++++ PROVIDED MATERIAL
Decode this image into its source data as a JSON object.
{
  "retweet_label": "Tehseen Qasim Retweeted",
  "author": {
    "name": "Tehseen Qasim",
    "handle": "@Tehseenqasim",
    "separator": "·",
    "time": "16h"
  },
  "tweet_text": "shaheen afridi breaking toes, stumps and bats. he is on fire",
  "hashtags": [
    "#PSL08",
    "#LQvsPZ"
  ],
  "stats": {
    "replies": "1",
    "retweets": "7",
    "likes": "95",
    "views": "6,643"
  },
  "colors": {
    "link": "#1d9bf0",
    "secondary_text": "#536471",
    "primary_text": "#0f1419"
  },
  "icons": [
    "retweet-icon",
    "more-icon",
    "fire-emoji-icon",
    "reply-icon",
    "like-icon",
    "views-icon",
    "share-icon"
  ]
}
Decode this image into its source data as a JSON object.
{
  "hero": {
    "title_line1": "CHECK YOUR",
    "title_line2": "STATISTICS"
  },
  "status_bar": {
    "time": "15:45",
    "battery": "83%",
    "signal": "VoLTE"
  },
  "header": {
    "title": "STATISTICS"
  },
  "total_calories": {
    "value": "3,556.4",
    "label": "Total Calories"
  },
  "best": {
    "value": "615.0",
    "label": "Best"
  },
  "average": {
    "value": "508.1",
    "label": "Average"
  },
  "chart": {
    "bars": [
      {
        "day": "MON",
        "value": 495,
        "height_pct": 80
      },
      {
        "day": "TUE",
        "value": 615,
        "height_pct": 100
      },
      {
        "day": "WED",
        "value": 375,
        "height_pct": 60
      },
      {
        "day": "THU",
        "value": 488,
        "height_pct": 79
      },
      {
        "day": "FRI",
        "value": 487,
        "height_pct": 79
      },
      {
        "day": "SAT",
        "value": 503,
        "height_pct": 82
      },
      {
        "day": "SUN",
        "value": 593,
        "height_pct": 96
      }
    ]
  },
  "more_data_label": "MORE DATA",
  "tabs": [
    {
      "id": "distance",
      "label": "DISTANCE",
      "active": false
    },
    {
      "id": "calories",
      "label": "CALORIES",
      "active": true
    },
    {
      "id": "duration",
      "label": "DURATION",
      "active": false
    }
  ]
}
++++++++
Repeat every entry exactly as written above.

- _THE COMPLETED TASK_
Decode this image into its source data as a JSON object.
{
  "retweet_label": "Tehseen Qasim Retweeted",
  "author": {
    "name": "Tehseen Qasim",
    "handle": "@Tehseenqasim",
    "separator": "·",
    "time": "16h"
  },
  "tweet_text": "shaheen afridi breaking toes, stumps and bats. he is on fire",
  "hashtags": [
    "#PSL08",
    "#LQvsPZ"
  ],
  "stats": {
    "replies": "1",
    "retweets": "7",
    "likes": "95",
    "views": "6,643"
  },
  "colors": {
    "link": "#1d9bf0",
    "secondary_text": "#536471",
    "primary_text": "#0f1419"
  },
  "icons": [
    "retweet-icon",
    "more-icon",
    "fire-emoji-icon",
    "reply-icon",
    "like-icon",
    "views-icon",
    "share-icon"
  ]
}
Decode this image into its source data as a JSON object.
{
  "hero": {
    "title_line1": "CHECK YOUR",
    "title_line2": "STATISTICS"
  },
  "status_bar": {
    "time": "15:45",
    "battery": "83%",
    "signal": "VoLTE"
  },
  "header": {
    "title": "STATISTICS"
  },
  "total_calories": {
    "value": "3,556.4",
    "label": "Total Calories"
  },
  "best": {
    "value": "615.0",
    "label": "Best"
  },
  "average": {
    "value": "508.1",
    "label": "Average"
  },
  "chart": {
    "bars": [
      {
        "day": "MON",
        "value": 495,
        "height_pct": 80
      },
      {
        "day": "TUE",
        "value": 615,
        "height_pct": 100
      },
      {
        "day": "WED",
        "value": 375,
        "height_pct": 60
      },
      {
        "day": "THU",
        "value": 488,
        "height_pct": 79
      },
      {
        "day": "FRI",
        "value": 487,
        "height_pct": 79
      },
      {
        "day": "SAT",
        "value": 503,
        "height_pct": 82
      },
      {
        "day": "SUN",
        "value": 593,
        "height_pct": 96
      }
    ]
  },
  "more_data_label": "MORE DATA",
  "tabs": [
    {
      "id": "distance",
      "label": "DISTANCE",
      "active": false
    },
    {
      "id": "calories",
      "label": "CALORIES",
      "active": true
    },
    {
      "id": "duration",
      "label": "DURATION",
      "active": false
    }
  ]
}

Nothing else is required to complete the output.